START PROVIDED MATERIAL
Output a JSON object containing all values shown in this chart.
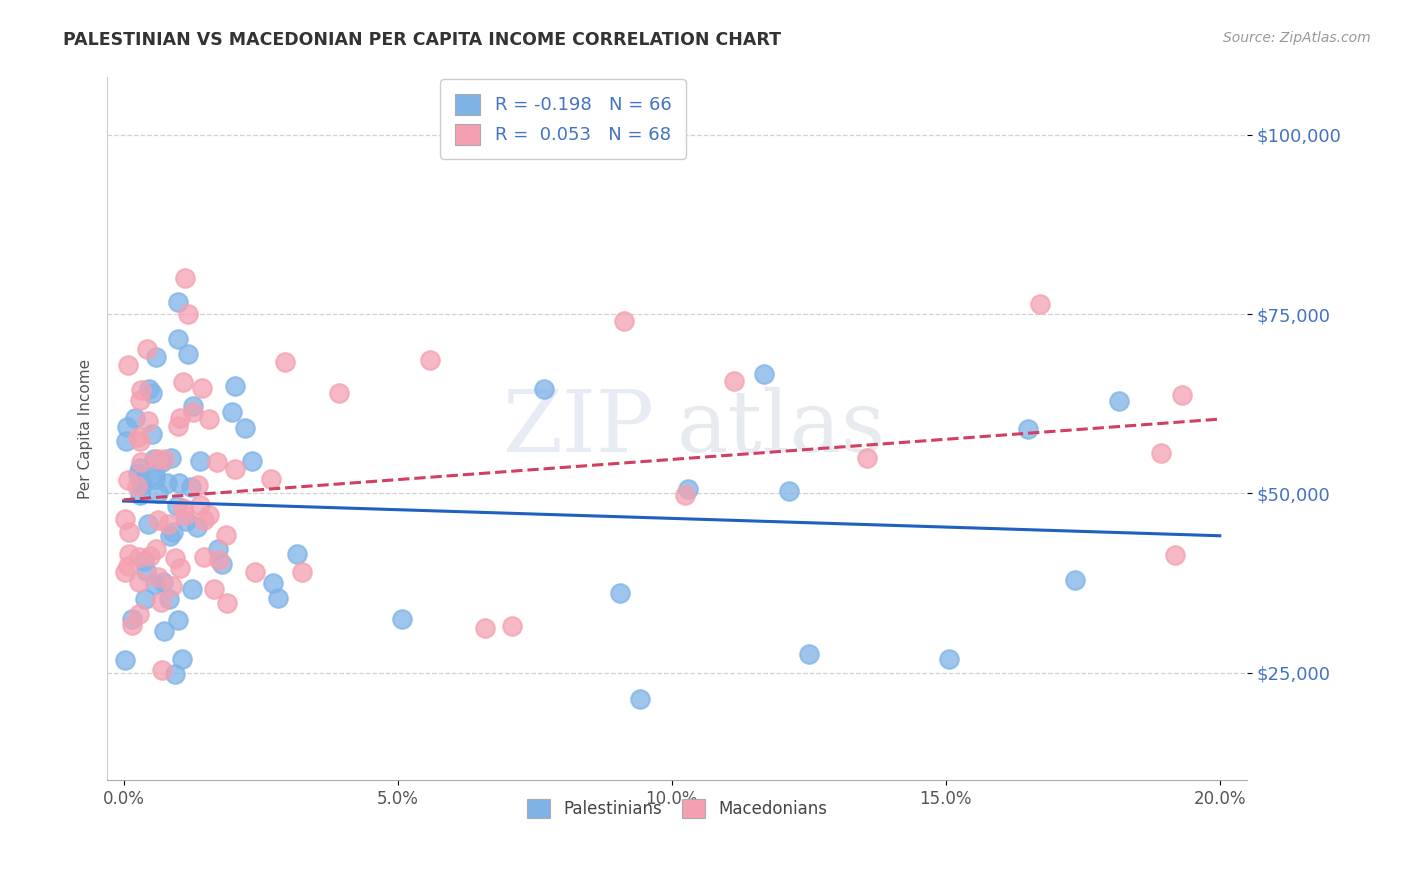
{
  "title": "PALESTINIAN VS MACEDONIAN PER CAPITA INCOME CORRELATION CHART",
  "source": "Source: ZipAtlas.com",
  "ylabel": "Per Capita Income",
  "xlabel_ticks": [
    "0.0%",
    "5.0%",
    "10.0%",
    "15.0%",
    "20.0%"
  ],
  "xlabel_vals": [
    0.0,
    0.05,
    0.1,
    0.15,
    0.2
  ],
  "ytick_labels": [
    "$25,000",
    "$50,000",
    "$75,000",
    "$100,000"
  ],
  "ytick_vals": [
    25000,
    50000,
    75000,
    100000
  ],
  "blue_color": "#7EB3E8",
  "pink_color": "#F4A0B0",
  "blue_line_color": "#2060C0",
  "pink_line_color": "#D04060",
  "legend_blue_label": "R = -0.198   N = 66",
  "legend_pink_label": "R =  0.053   N = 68",
  "legend_blue_series": "Palestinians",
  "legend_pink_series": "Macedonians",
  "r_blue": -0.198,
  "n_blue": 66,
  "r_pink": 0.053,
  "n_pink": 68,
  "ylim_min": 10000,
  "ylim_max": 108000,
  "xlim_min": -0.003,
  "xlim_max": 0.205
}
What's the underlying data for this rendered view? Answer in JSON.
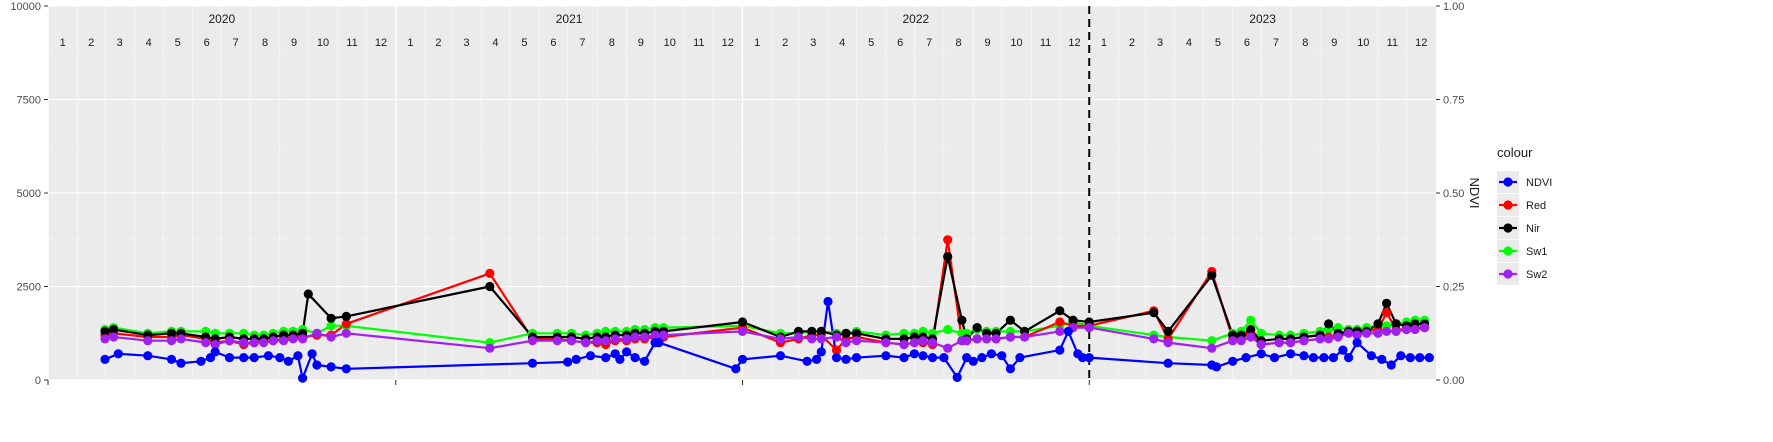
{
  "chart_data": {
    "type": "line",
    "title": "",
    "xlabel": "",
    "ylabel_left": "",
    "ylabel_right": "NDVI",
    "x_range": [
      "2020-01-01",
      "2024-01-01"
    ],
    "ylim_left": [
      0,
      10000
    ],
    "ylim_right": [
      0,
      1
    ],
    "y_ticks_left": [
      "0",
      "2500",
      "5000",
      "7500",
      "10000"
    ],
    "y_tick_values_left": [
      0,
      2500,
      5000,
      7500,
      10000
    ],
    "y_ticks_right": [
      "0.00",
      "0.25",
      "0.50",
      "0.75",
      "1.00"
    ],
    "y_tick_values_right": [
      0,
      0.25,
      0.5,
      0.75,
      1.0
    ],
    "years": [
      "2020",
      "2021",
      "2022",
      "2023"
    ],
    "month_labels": [
      "1",
      "2",
      "3",
      "4",
      "5",
      "6",
      "7",
      "8",
      "9",
      "10",
      "11",
      "12"
    ],
    "vline_date": "2023-01-01",
    "grid": true,
    "legend": {
      "title": "colour",
      "position": "right"
    },
    "colors": {
      "NDVI": "#0000ff",
      "Red": "#ff0000",
      "Nir": "#000000",
      "Sw1": "#00ff00",
      "Sw2": "#a020f0"
    },
    "series": [
      {
        "name": "Sw1",
        "dates": [
          "2020-03-01",
          "2020-03-10",
          "2020-04-15",
          "2020-05-10",
          "2020-05-20",
          "2020-06-15",
          "2020-06-25",
          "2020-07-10",
          "2020-07-25",
          "2020-08-05",
          "2020-08-15",
          "2020-08-25",
          "2020-09-05",
          "2020-09-15",
          "2020-09-25",
          "2020-10-10",
          "2020-10-25",
          "2020-11-10",
          "2021-04-10",
          "2021-05-25",
          "2021-06-20",
          "2021-07-05",
          "2021-07-20",
          "2021-08-01",
          "2021-08-10",
          "2021-08-20",
          "2021-09-01",
          "2021-09-10",
          "2021-09-20",
          "2021-10-01",
          "2021-10-10",
          "2022-01-01",
          "2022-02-10",
          "2022-03-01",
          "2022-03-15",
          "2022-03-25",
          "2022-04-10",
          "2022-04-20",
          "2022-05-01",
          "2022-06-01",
          "2022-06-20",
          "2022-07-01",
          "2022-07-10",
          "2022-07-20",
          "2022-08-05",
          "2022-08-20",
          "2022-08-25",
          "2022-09-05",
          "2022-09-15",
          "2022-09-25",
          "2022-10-10",
          "2022-10-25",
          "2022-12-01",
          "2022-12-15",
          "2023-01-01",
          "2023-03-10",
          "2023-03-25",
          "2023-05-10",
          "2023-06-01",
          "2023-06-10",
          "2023-06-20",
          "2023-07-01",
          "2023-07-20",
          "2023-08-01",
          "2023-08-15",
          "2023-09-01",
          "2023-09-10",
          "2023-09-20",
          "2023-10-01",
          "2023-10-10",
          "2023-10-20",
          "2023-11-01",
          "2023-11-10",
          "2023-11-20",
          "2023-12-01",
          "2023-12-10",
          "2023-12-20"
        ],
        "values": [
          1350,
          1400,
          1250,
          1300,
          1300,
          1300,
          1250,
          1250,
          1250,
          1200,
          1200,
          1250,
          1300,
          1300,
          1350,
          1250,
          1450,
          1450,
          1000,
          1250,
          1250,
          1250,
          1200,
          1250,
          1300,
          1300,
          1300,
          1350,
          1350,
          1400,
          1400,
          1450,
          1250,
          1250,
          1300,
          1300,
          1250,
          1250,
          1300,
          1200,
          1250,
          1250,
          1300,
          1250,
          1350,
          1250,
          1250,
          1350,
          1300,
          1300,
          1300,
          1300,
          1450,
          1550,
          1450,
          1200,
          1150,
          1050,
          1250,
          1300,
          1600,
          1250,
          1200,
          1200,
          1250,
          1300,
          1350,
          1400,
          1350,
          1350,
          1400,
          1450,
          1450,
          1500,
          1550,
          1600,
          1600
        ]
      },
      {
        "name": "Red",
        "dates": [
          "2020-03-01",
          "2020-03-10",
          "2020-04-15",
          "2020-05-10",
          "2020-05-20",
          "2020-06-15",
          "2020-06-25",
          "2020-07-10",
          "2020-07-25",
          "2020-08-05",
          "2020-08-15",
          "2020-08-25",
          "2020-09-05",
          "2020-09-15",
          "2020-09-25",
          "2020-10-10",
          "2020-10-25",
          "2020-11-10",
          "2021-04-10",
          "2021-05-25",
          "2021-06-20",
          "2021-07-05",
          "2021-07-20",
          "2021-08-01",
          "2021-08-10",
          "2021-08-20",
          "2021-09-01",
          "2021-09-10",
          "2021-09-20",
          "2021-10-01",
          "2021-10-10",
          "2022-01-01",
          "2022-02-10",
          "2022-03-01",
          "2022-03-15",
          "2022-03-25",
          "2022-04-10",
          "2022-04-20",
          "2022-05-01",
          "2022-06-01",
          "2022-06-20",
          "2022-07-01",
          "2022-07-10",
          "2022-07-20",
          "2022-08-05",
          "2022-08-20",
          "2022-08-25",
          "2022-09-05",
          "2022-09-15",
          "2022-09-25",
          "2022-10-10",
          "2022-10-25",
          "2022-12-01",
          "2022-12-15",
          "2023-01-01",
          "2023-03-10",
          "2023-03-25",
          "2023-05-10",
          "2023-06-01",
          "2023-06-10",
          "2023-06-20",
          "2023-07-01",
          "2023-07-20",
          "2023-08-01",
          "2023-08-15",
          "2023-09-01",
          "2023-09-10",
          "2023-09-20",
          "2023-10-01",
          "2023-10-10",
          "2023-10-20",
          "2023-11-01",
          "2023-11-10",
          "2023-11-20",
          "2023-12-01",
          "2023-12-10",
          "2023-12-20"
        ],
        "values": [
          1200,
          1250,
          1150,
          1150,
          1200,
          1100,
          1000,
          1050,
          950,
          1000,
          1050,
          1050,
          1100,
          1150,
          1150,
          1200,
          1200,
          1500,
          2850,
          1100,
          1100,
          1050,
          1000,
          1000,
          950,
          1050,
          1050,
          1100,
          1100,
          1150,
          1150,
          1400,
          1000,
          1100,
          1200,
          1200,
          800,
          1100,
          1150,
          1000,
          950,
          1000,
          1000,
          950,
          3750,
          1050,
          1050,
          1100,
          1100,
          1100,
          1150,
          1150,
          1550,
          1450,
          1450,
          1850,
          1100,
          2900,
          1100,
          1100,
          1300,
          950,
          1000,
          1000,
          1050,
          1100,
          1150,
          1200,
          1300,
          1300,
          1300,
          1350,
          1800,
          1350,
          1350,
          1400,
          1400
        ]
      },
      {
        "name": "Nir",
        "dates": [
          "2020-03-01",
          "2020-03-10",
          "2020-04-15",
          "2020-05-10",
          "2020-05-20",
          "2020-06-15",
          "2020-06-25",
          "2020-07-10",
          "2020-07-25",
          "2020-08-05",
          "2020-08-15",
          "2020-08-25",
          "2020-09-05",
          "2020-09-15",
          "2020-09-25",
          "2020-10-01",
          "2020-10-25",
          "2020-11-10",
          "2021-04-10",
          "2021-05-25",
          "2021-06-20",
          "2021-07-05",
          "2021-07-20",
          "2021-08-01",
          "2021-08-10",
          "2021-08-20",
          "2021-09-01",
          "2021-09-10",
          "2021-09-20",
          "2021-10-01",
          "2021-10-10",
          "2022-01-01",
          "2022-02-10",
          "2022-03-01",
          "2022-03-15",
          "2022-03-25",
          "2022-04-10",
          "2022-04-20",
          "2022-05-01",
          "2022-06-01",
          "2022-06-20",
          "2022-07-01",
          "2022-07-10",
          "2022-07-20",
          "2022-08-05",
          "2022-08-20",
          "2022-08-25",
          "2022-09-05",
          "2022-09-15",
          "2022-09-25",
          "2022-10-10",
          "2022-10-25",
          "2022-12-01",
          "2022-12-15",
          "2023-01-01",
          "2023-03-10",
          "2023-03-25",
          "2023-05-10",
          "2023-06-01",
          "2023-06-10",
          "2023-06-20",
          "2023-07-01",
          "2023-07-20",
          "2023-08-01",
          "2023-08-15",
          "2023-09-01",
          "2023-09-10",
          "2023-09-20",
          "2023-10-01",
          "2023-10-10",
          "2023-10-20",
          "2023-11-01",
          "2023-11-10",
          "2023-11-20",
          "2023-12-01",
          "2023-12-10",
          "2023-12-20"
        ],
        "values": [
          1300,
          1350,
          1200,
          1250,
          1250,
          1150,
          1100,
          1150,
          1100,
          1100,
          1100,
          1150,
          1200,
          1200,
          1250,
          2300,
          1650,
          1700,
          2500,
          1150,
          1150,
          1150,
          1100,
          1150,
          1150,
          1200,
          1200,
          1250,
          1250,
          1300,
          1300,
          1550,
          1150,
          1300,
          1300,
          1300,
          1200,
          1250,
          1250,
          1100,
          1100,
          1150,
          1150,
          1100,
          3300,
          1600,
          1100,
          1400,
          1250,
          1250,
          1600,
          1300,
          1850,
          1600,
          1550,
          1800,
          1300,
          2800,
          1200,
          1200,
          1350,
          1050,
          1100,
          1100,
          1150,
          1200,
          1500,
          1250,
          1300,
          1300,
          1300,
          1500,
          2050,
          1500,
          1450,
          1500,
          1500
        ]
      },
      {
        "name": "Sw2",
        "dates": [
          "2020-03-01",
          "2020-03-10",
          "2020-04-15",
          "2020-05-10",
          "2020-05-20",
          "2020-06-15",
          "2020-06-25",
          "2020-07-10",
          "2020-07-25",
          "2020-08-05",
          "2020-08-15",
          "2020-08-25",
          "2020-09-05",
          "2020-09-15",
          "2020-09-25",
          "2020-10-10",
          "2020-10-25",
          "2020-11-10",
          "2021-04-10",
          "2021-05-25",
          "2021-06-20",
          "2021-07-05",
          "2021-07-20",
          "2021-08-01",
          "2021-08-10",
          "2021-08-20",
          "2021-09-01",
          "2021-09-10",
          "2021-09-20",
          "2021-10-01",
          "2021-10-10",
          "2022-01-01",
          "2022-02-10",
          "2022-03-01",
          "2022-03-15",
          "2022-03-25",
          "2022-04-10",
          "2022-04-20",
          "2022-05-01",
          "2022-06-01",
          "2022-06-20",
          "2022-07-01",
          "2022-07-10",
          "2022-07-20",
          "2022-08-05",
          "2022-08-20",
          "2022-08-25",
          "2022-09-05",
          "2022-09-15",
          "2022-09-25",
          "2022-10-10",
          "2022-10-25",
          "2022-12-01",
          "2022-12-15",
          "2023-01-01",
          "2023-03-10",
          "2023-03-25",
          "2023-05-10",
          "2023-06-01",
          "2023-06-10",
          "2023-06-20",
          "2023-07-01",
          "2023-07-20",
          "2023-08-01",
          "2023-08-15",
          "2023-09-01",
          "2023-09-10",
          "2023-09-20",
          "2023-10-01",
          "2023-10-10",
          "2023-10-20",
          "2023-11-01",
          "2023-11-10",
          "2023-11-20",
          "2023-12-01",
          "2023-12-10",
          "2023-12-20"
        ],
        "values": [
          1100,
          1150,
          1050,
          1050,
          1100,
          1000,
          950,
          1050,
          1000,
          1000,
          1000,
          1050,
          1050,
          1100,
          1100,
          1250,
          1150,
          1250,
          850,
          1050,
          1050,
          1050,
          1000,
          1050,
          1050,
          1100,
          1100,
          1150,
          1150,
          1200,
          1200,
          1300,
          1100,
          1150,
          1100,
          1100,
          1150,
          1000,
          1050,
          1000,
          950,
          1000,
          1050,
          1000,
          850,
          1050,
          1050,
          1100,
          1100,
          1100,
          1150,
          1150,
          1300,
          1400,
          1400,
          1100,
          1000,
          850,
          1050,
          1050,
          1150,
          950,
          1000,
          1000,
          1050,
          1100,
          1100,
          1150,
          1250,
          1200,
          1250,
          1250,
          1300,
          1300,
          1350,
          1350,
          1400
        ]
      },
      {
        "name": "NDVI",
        "axis": "right",
        "dates": [
          "2020-03-01",
          "2020-03-15",
          "2020-04-15",
          "2020-05-10",
          "2020-05-20",
          "2020-06-10",
          "2020-06-20",
          "2020-06-25",
          "2020-07-10",
          "2020-07-25",
          "2020-08-05",
          "2020-08-20",
          "2020-09-01",
          "2020-09-10",
          "2020-09-20",
          "2020-09-25",
          "2020-10-05",
          "2020-10-10",
          "2020-10-25",
          "2020-11-10",
          "2021-05-25",
          "2021-07-01",
          "2021-07-10",
          "2021-07-25",
          "2021-08-10",
          "2021-08-20",
          "2021-08-25",
          "2021-09-01",
          "2021-09-10",
          "2021-09-20",
          "2021-10-01",
          "2021-10-05",
          "2021-12-25",
          "2022-01-01",
          "2022-02-10",
          "2022-03-10",
          "2022-03-20",
          "2022-03-25",
          "2022-04-01",
          "2022-04-10",
          "2022-04-20",
          "2022-05-01",
          "2022-06-01",
          "2022-06-20",
          "2022-07-01",
          "2022-07-10",
          "2022-07-20",
          "2022-08-01",
          "2022-08-15",
          "2022-08-25",
          "2022-09-01",
          "2022-09-10",
          "2022-09-20",
          "2022-10-01",
          "2022-10-10",
          "2022-10-20",
          "2022-12-01",
          "2022-12-10",
          "2022-12-20",
          "2022-12-25",
          "2023-01-01",
          "2023-03-25",
          "2023-05-10",
          "2023-05-15",
          "2023-06-01",
          "2023-06-15",
          "2023-07-01",
          "2023-07-15",
          "2023-08-01",
          "2023-08-15",
          "2023-08-25",
          "2023-09-05",
          "2023-09-15",
          "2023-09-25",
          "2023-10-01",
          "2023-10-10",
          "2023-10-25",
          "2023-11-05",
          "2023-11-15",
          "2023-11-25",
          "2023-12-05",
          "2023-12-15",
          "2023-12-25"
        ],
        "values": [
          0.055,
          0.07,
          0.065,
          0.055,
          0.045,
          0.05,
          0.06,
          0.075,
          0.06,
          0.06,
          0.06,
          0.065,
          0.06,
          0.05,
          0.065,
          0.005,
          0.07,
          0.04,
          0.035,
          0.03,
          0.045,
          0.048,
          0.055,
          0.065,
          0.06,
          0.07,
          0.055,
          0.075,
          0.06,
          0.05,
          0.1,
          0.1,
          0.03,
          0.055,
          0.065,
          0.05,
          0.055,
          0.075,
          0.21,
          0.06,
          0.055,
          0.06,
          0.065,
          0.06,
          0.07,
          0.065,
          0.06,
          0.06,
          0.007,
          0.06,
          0.05,
          0.06,
          0.07,
          0.065,
          0.03,
          0.06,
          0.08,
          0.13,
          0.07,
          0.06,
          0.06,
          0.045,
          0.04,
          0.035,
          0.05,
          0.06,
          0.07,
          0.06,
          0.07,
          0.065,
          0.06,
          0.06,
          0.06,
          0.08,
          0.06,
          0.1,
          0.065,
          0.055,
          0.04,
          0.065,
          0.06,
          0.06,
          0.06
        ]
      }
    ]
  }
}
END PROVIDED MATERIAL
- _WHAT TO DO_
Isolate the lines above that contain the word "JSON" and copy them.

- _REPLY_
Output a JSON object containing all values shown in this chart.
What's the underlying data for this rendered view? Answer in JSON.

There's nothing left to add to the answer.